**Source records:**
==========
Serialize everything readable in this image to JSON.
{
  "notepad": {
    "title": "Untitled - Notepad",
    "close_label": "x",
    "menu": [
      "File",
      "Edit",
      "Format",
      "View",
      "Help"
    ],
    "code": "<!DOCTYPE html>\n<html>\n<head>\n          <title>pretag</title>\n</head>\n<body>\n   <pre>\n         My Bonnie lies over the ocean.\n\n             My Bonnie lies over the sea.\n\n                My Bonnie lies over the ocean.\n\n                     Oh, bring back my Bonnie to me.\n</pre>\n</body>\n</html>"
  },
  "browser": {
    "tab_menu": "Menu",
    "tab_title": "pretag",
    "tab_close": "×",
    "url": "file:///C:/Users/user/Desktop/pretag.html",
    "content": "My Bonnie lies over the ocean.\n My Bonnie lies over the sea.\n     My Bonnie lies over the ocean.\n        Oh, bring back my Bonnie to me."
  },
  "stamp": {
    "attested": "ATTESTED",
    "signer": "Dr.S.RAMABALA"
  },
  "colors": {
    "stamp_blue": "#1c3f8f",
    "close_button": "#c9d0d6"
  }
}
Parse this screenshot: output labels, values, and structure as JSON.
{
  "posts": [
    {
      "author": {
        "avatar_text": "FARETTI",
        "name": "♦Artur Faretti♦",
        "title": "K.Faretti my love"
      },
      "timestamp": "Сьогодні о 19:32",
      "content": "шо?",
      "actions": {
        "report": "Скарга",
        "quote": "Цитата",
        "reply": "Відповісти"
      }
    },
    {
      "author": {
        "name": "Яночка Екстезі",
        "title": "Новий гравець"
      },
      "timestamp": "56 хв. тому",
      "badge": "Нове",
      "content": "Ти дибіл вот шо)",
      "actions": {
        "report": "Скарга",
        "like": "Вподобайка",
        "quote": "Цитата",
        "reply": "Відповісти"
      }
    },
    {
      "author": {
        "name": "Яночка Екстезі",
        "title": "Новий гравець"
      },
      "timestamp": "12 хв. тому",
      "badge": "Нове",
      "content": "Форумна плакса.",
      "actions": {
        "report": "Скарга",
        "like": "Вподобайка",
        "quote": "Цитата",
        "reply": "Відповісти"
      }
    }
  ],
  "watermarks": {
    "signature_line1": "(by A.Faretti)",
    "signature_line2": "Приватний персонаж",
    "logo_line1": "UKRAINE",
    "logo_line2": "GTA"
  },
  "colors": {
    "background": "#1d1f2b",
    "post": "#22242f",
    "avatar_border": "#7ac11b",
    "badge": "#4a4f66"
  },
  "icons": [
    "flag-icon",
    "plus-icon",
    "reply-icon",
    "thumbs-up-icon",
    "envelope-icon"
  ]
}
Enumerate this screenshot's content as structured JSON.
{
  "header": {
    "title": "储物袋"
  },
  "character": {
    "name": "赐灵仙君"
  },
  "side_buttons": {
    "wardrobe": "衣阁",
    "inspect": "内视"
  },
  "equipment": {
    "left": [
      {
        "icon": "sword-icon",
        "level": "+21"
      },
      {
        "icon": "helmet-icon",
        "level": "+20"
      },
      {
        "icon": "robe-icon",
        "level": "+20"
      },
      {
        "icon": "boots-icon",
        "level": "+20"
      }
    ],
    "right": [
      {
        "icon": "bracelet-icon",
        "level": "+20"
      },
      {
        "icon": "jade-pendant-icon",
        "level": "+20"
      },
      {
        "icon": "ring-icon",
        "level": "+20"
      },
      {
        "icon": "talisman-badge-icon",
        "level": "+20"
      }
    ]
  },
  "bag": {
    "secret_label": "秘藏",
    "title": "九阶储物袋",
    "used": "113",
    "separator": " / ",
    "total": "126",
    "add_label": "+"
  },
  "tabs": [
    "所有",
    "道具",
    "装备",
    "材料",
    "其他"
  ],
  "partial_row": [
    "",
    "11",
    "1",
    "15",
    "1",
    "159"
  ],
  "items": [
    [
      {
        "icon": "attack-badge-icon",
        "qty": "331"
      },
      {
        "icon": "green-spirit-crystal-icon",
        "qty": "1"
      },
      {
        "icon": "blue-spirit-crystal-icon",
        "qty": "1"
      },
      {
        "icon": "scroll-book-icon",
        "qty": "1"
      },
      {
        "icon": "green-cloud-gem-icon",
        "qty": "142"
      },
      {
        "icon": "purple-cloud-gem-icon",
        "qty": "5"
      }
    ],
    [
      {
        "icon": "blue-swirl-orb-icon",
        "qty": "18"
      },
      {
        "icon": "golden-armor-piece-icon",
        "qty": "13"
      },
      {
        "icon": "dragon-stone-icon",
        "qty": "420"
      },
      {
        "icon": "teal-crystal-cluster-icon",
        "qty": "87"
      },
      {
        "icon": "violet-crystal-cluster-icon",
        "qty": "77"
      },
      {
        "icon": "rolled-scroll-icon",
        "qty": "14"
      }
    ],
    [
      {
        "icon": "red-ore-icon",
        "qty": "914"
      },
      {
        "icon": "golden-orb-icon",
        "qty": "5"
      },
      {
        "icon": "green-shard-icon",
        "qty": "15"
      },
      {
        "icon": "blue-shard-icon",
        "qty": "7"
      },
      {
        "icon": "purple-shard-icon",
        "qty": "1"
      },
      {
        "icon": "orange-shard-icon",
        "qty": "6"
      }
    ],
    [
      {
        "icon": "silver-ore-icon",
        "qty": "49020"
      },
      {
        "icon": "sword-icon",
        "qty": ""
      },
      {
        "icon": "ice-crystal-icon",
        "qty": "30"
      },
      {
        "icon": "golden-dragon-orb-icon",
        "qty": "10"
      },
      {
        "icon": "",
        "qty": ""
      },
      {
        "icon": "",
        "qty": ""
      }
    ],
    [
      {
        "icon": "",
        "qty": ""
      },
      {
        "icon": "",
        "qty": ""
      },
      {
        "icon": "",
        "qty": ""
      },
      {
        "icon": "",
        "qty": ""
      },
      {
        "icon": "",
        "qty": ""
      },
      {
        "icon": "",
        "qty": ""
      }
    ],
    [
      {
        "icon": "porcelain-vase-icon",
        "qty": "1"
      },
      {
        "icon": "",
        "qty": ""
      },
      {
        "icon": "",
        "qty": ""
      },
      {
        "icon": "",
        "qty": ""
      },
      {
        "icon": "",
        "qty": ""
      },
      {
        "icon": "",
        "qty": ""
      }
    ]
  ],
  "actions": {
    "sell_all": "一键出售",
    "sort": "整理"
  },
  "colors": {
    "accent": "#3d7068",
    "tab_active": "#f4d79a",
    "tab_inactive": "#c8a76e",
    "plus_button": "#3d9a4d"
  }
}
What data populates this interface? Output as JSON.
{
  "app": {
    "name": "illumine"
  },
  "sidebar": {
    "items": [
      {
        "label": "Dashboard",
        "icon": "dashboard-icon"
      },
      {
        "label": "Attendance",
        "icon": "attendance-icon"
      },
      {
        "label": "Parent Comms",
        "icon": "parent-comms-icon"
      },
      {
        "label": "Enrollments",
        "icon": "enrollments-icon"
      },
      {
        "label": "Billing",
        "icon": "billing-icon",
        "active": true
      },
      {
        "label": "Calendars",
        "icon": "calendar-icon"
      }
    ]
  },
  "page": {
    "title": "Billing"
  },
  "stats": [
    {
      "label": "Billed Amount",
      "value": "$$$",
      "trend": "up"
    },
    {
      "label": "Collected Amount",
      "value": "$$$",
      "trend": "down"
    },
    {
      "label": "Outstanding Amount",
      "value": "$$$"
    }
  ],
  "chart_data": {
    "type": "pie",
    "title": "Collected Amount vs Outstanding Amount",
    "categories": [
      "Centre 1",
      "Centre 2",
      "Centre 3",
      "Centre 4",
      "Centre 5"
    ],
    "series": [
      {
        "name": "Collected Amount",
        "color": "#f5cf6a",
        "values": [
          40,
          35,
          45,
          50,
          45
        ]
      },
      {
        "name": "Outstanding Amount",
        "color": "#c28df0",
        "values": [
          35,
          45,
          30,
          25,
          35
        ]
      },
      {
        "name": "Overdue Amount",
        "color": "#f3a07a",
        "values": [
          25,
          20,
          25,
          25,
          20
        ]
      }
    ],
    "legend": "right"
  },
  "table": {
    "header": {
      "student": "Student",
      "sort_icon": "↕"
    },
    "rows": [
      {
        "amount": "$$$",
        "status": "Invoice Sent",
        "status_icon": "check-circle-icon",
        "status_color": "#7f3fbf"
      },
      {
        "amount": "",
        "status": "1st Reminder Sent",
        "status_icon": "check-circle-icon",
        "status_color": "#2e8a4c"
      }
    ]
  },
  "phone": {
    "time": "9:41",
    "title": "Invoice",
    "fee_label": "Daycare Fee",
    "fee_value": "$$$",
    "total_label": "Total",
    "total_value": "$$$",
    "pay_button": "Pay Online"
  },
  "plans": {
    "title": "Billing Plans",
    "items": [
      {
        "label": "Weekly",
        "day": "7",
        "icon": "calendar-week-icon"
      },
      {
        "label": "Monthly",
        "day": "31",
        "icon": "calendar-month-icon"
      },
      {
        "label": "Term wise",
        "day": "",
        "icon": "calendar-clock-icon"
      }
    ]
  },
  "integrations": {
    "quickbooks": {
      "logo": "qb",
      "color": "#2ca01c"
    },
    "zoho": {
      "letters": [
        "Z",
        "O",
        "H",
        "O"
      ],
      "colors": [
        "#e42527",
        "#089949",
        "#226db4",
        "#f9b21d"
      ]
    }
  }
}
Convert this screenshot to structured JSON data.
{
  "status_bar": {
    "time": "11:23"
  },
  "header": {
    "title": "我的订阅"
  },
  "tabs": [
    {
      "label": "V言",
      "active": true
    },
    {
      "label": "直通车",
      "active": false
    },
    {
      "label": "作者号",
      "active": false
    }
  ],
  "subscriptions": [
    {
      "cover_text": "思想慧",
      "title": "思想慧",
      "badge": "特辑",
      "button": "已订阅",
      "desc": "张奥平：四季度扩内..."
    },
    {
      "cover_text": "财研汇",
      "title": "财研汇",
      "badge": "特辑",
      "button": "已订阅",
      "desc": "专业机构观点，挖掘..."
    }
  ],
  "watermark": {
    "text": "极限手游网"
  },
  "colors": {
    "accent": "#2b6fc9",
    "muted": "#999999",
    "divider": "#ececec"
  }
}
==========
**Task brief:** Pick out the lines above that hold the string "scroll" and show them.

**Finished answer:**
        "icon": "scroll-book-icon",
        "icon": "rolled-scroll-icon",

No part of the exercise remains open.